→ **What is expected**: Reproduce the listing verbatim.

(Records from a data source)
· · · · · · ·

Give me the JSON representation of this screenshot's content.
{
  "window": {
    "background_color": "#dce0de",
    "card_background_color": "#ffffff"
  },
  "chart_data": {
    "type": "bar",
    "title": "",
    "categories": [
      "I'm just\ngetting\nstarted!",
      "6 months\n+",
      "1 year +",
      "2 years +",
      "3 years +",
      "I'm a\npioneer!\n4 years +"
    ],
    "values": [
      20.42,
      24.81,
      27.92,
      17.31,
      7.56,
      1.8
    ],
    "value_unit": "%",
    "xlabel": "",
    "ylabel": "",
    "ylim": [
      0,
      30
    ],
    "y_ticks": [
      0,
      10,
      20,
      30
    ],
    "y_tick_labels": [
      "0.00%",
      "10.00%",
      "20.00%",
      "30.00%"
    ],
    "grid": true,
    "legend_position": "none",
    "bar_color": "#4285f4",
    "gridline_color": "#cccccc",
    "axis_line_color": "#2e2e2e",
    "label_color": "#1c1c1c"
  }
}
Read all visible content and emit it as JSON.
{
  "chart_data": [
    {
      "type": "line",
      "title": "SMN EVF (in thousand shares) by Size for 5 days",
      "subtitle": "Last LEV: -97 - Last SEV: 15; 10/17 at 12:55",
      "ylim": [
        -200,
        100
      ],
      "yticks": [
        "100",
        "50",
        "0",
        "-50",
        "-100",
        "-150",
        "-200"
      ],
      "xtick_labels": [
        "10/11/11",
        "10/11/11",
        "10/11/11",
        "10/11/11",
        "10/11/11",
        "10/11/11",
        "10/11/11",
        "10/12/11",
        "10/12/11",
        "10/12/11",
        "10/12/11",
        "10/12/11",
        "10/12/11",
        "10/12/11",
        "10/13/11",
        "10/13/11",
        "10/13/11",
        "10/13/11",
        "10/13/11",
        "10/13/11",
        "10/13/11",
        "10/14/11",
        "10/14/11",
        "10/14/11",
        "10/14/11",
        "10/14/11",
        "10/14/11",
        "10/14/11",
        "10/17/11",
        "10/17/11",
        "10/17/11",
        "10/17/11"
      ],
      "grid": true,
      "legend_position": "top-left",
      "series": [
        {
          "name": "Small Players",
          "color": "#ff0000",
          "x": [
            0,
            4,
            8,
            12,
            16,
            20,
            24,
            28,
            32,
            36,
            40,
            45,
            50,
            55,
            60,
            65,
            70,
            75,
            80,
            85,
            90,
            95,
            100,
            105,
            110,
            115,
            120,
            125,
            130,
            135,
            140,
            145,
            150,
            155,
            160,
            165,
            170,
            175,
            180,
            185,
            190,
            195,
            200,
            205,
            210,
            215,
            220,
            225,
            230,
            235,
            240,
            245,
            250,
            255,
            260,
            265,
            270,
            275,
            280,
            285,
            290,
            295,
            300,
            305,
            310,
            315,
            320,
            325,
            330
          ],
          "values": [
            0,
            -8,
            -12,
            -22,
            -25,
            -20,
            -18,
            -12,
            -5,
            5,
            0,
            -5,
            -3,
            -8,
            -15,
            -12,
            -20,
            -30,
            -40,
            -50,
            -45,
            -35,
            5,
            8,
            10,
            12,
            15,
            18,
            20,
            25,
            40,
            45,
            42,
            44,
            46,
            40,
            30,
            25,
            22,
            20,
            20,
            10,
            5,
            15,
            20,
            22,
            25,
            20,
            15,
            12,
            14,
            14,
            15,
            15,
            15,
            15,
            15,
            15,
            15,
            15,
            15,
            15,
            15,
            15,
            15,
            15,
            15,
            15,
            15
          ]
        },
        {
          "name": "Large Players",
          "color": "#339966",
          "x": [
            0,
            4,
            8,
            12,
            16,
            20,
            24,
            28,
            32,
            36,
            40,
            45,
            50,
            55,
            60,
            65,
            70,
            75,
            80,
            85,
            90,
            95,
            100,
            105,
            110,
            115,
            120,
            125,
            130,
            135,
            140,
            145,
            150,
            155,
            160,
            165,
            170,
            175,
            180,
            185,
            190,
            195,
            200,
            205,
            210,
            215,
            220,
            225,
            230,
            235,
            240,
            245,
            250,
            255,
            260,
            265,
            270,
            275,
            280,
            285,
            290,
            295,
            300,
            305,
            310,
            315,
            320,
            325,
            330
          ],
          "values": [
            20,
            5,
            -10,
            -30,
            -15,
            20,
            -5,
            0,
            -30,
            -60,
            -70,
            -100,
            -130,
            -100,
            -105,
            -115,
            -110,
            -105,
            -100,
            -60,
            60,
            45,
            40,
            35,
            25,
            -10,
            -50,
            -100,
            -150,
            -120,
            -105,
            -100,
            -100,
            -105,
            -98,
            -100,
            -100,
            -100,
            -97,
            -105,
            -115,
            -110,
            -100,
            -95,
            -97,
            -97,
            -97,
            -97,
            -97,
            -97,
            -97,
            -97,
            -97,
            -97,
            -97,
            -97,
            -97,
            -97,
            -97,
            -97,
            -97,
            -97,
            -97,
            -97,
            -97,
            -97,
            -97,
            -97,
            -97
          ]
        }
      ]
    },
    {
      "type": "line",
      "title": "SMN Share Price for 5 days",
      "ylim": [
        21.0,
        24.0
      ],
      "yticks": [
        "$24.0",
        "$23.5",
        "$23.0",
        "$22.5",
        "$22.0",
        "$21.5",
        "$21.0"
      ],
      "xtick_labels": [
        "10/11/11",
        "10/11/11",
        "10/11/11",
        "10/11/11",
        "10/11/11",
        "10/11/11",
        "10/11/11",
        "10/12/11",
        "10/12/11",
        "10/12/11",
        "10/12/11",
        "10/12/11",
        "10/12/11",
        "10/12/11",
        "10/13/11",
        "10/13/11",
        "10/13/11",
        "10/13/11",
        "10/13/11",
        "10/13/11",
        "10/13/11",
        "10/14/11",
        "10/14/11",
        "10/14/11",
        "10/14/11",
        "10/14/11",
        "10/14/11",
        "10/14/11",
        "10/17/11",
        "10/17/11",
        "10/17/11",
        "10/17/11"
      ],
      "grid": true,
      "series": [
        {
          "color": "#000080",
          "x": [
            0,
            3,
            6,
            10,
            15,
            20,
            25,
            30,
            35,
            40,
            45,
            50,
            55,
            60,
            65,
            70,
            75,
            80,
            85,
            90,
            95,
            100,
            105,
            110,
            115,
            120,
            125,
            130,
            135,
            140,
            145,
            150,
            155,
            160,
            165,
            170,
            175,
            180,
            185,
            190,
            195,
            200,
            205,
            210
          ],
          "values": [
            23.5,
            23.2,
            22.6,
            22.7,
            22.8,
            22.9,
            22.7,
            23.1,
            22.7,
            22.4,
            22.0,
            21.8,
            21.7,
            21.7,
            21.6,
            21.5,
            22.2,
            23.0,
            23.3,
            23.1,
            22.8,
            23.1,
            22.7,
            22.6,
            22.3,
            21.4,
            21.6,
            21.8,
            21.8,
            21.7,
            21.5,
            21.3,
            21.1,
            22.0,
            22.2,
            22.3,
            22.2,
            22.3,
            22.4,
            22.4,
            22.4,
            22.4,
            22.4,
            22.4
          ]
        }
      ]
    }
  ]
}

· · · · · · ·

→ **Exercise output**:
Give me the JSON representation of this screenshot's content.
{
  "window": {
    "background_color": "#dce0de",
    "card_background_color": "#ffffff"
  },
  "chart_data": {
    "type": "bar",
    "title": "",
    "categories": [
      "I'm just\ngetting\nstarted!",
      "6 months\n+",
      "1 year +",
      "2 years +",
      "3 years +",
      "I'm a\npioneer!\n4 years +"
    ],
    "values": [
      20.42,
      24.81,
      27.92,
      17.31,
      7.56,
      1.8
    ],
    "value_unit": "%",
    "xlabel": "",
    "ylabel": "",
    "ylim": [
      0,
      30
    ],
    "y_ticks": [
      0,
      10,
      20,
      30
    ],
    "y_tick_labels": [
      "0.00%",
      "10.00%",
      "20.00%",
      "30.00%"
    ],
    "grid": true,
    "legend_position": "none",
    "bar_color": "#4285f4",
    "gridline_color": "#cccccc",
    "axis_line_color": "#2e2e2e",
    "label_color": "#1c1c1c"
  }
}
Read all visible content and emit it as JSON.
{
  "chart_data": [
    {
      "type": "line",
      "title": "SMN EVF (in thousand shares) by Size for 5 days",
      "subtitle": "Last LEV: -97 - Last SEV: 15; 10/17 at 12:55",
      "ylim": [
        -200,
        100
      ],
      "yticks": [
        "100",
        "50",
        "0",
        "-50",
        "-100",
        "-150",
        "-200"
      ],
      "xtick_labels": [
        "10/11/11",
        "10/11/11",
        "10/11/11",
        "10/11/11",
        "10/11/11",
        "10/11/11",
        "10/11/11",
        "10/12/11",
        "10/12/11",
        "10/12/11",
        "10/12/11",
        "10/12/11",
        "10/12/11",
        "10/12/11",
        "10/13/11",
        "10/13/11",
        "10/13/11",
        "10/13/11",
        "10/13/11",
        "10/13/11",
        "10/13/11",
        "10/14/11",
        "10/14/11",
        "10/14/11",
        "10/14/11",
        "10/14/11",
        "10/14/11",
        "10/14/11",
        "10/17/11",
        "10/17/11",
        "10/17/11",
        "10/17/11"
      ],
      "grid": true,
      "legend_position": "top-left",
      "series": [
        {
          "name": "Small Players",
          "color": "#ff0000",
          "x": [
            0,
            4,
            8,
            12,
            16,
            20,
            24,
            28,
            32,
            36,
            40,
            45,
            50,
            55,
            60,
            65,
            70,
            75,
            80,
            85,
            90,
            95,
            100,
            105,
            110,
            115,
            120,
            125,
            130,
            135,
            140,
            145,
            150,
            155,
            160,
            165,
            170,
            175,
            180,
            185,
            190,
            195,
            200,
            205,
            210,
            215,
            220,
            225,
            230,
            235,
            240,
            245,
            250,
            255,
            260,
            265,
            270,
            275,
            280,
            285,
            290,
            295,
            300,
            305,
            310,
            315,
            320,
            325,
            330
          ],
          "values": [
            0,
            -8,
            -12,
            -22,
            -25,
            -20,
            -18,
            -12,
            -5,
            5,
            0,
            -5,
            -3,
            -8,
            -15,
            -12,
            -20,
            -30,
            -40,
            -50,
            -45,
            -35,
            5,
            8,
            10,
            12,
            15,
            18,
            20,
            25,
            40,
            45,
            42,
            44,
            46,
            40,
            30,
            25,
            22,
            20,
            20,
            10,
            5,
            15,
            20,
            22,
            25,
            20,
            15,
            12,
            14,
            14,
            15,
            15,
            15,
            15,
            15,
            15,
            15,
            15,
            15,
            15,
            15,
            15,
            15,
            15,
            15,
            15,
            15
          ]
        },
        {
          "name": "Large Players",
          "color": "#339966",
          "x": [
            0,
            4,
            8,
            12,
            16,
            20,
            24,
            28,
            32,
            36,
            40,
            45,
            50,
            55,
            60,
            65,
            70,
            75,
            80,
            85,
            90,
            95,
            100,
            105,
            110,
            115,
            120,
            125,
            130,
            135,
            140,
            145,
            150,
            155,
            160,
            165,
            170,
            175,
            180,
            185,
            190,
            195,
            200,
            205,
            210,
            215,
            220,
            225,
            230,
            235,
            240,
            245,
            250,
            255,
            260,
            265,
            270,
            275,
            280,
            285,
            290,
            295,
            300,
            305,
            310,
            315,
            320,
            325,
            330
          ],
          "values": [
            20,
            5,
            -10,
            -30,
            -15,
            20,
            -5,
            0,
            -30,
            -60,
            -70,
            -100,
            -130,
            -100,
            -105,
            -115,
            -110,
            -105,
            -100,
            -60,
            60,
            45,
            40,
            35,
            25,
            -10,
            -50,
            -100,
            -150,
            -120,
            -105,
            -100,
            -100,
            -105,
            -98,
            -100,
            -100,
            -100,
            -97,
            -105,
            -115,
            -110,
            -100,
            -95,
            -97,
            -97,
            -97,
            -97,
            -97,
            -97,
            -97,
            -97,
            -97,
            -97,
            -97,
            -97,
            -97,
            -97,
            -97,
            -97,
            -97,
            -97,
            -97,
            -97,
            -97,
            -97,
            -97,
            -97,
            -97
          ]
        }
      ]
    },
    {
      "type": "line",
      "title": "SMN Share Price for 5 days",
      "ylim": [
        21.0,
        24.0
      ],
      "yticks": [
        "$24.0",
        "$23.5",
        "$23.0",
        "$22.5",
        "$22.0",
        "$21.5",
        "$21.0"
      ],
      "xtick_labels": [
        "10/11/11",
        "10/11/11",
        "10/11/11",
        "10/11/11",
        "10/11/11",
        "10/11/11",
        "10/11/11",
        "10/12/11",
        "10/12/11",
        "10/12/11",
        "10/12/11",
        "10/12/11",
        "10/12/11",
        "10/12/11",
        "10/13/11",
        "10/13/11",
        "10/13/11",
        "10/13/11",
        "10/13/11",
        "10/13/11",
        "10/13/11",
        "10/14/11",
        "10/14/11",
        "10/14/11",
        "10/14/11",
        "10/14/11",
        "10/14/11",
        "10/14/11",
        "10/17/11",
        "10/17/11",
        "10/17/11",
        "10/17/11"
      ],
      "grid": true,
      "series": [
        {
          "color": "#000080",
          "x": [
            0,
            3,
            6,
            10,
            15,
            20,
            25,
            30,
            35,
            40,
            45,
            50,
            55,
            60,
            65,
            70,
            75,
            80,
            85,
            90,
            95,
            100,
            105,
            110,
            115,
            120,
            125,
            130,
            135,
            140,
            145,
            150,
            155,
            160,
            165,
            170,
            175,
            180,
            185,
            190,
            195,
            200,
            205,
            210
          ],
          "values": [
            23.5,
            23.2,
            22.6,
            22.7,
            22.8,
            22.9,
            22.7,
            23.1,
            22.7,
            22.4,
            22.0,
            21.8,
            21.7,
            21.7,
            21.6,
            21.5,
            22.2,
            23.0,
            23.3,
            23.1,
            22.8,
            23.1,
            22.7,
            22.6,
            22.3,
            21.4,
            21.6,
            21.8,
            21.8,
            21.7,
            21.5,
            21.3,
            21.1,
            22.0,
            22.2,
            22.3,
            22.2,
            22.3,
            22.4,
            22.4,
            22.4,
            22.4,
            22.4,
            22.4
          ]
        }
      ]
    }
  ]
}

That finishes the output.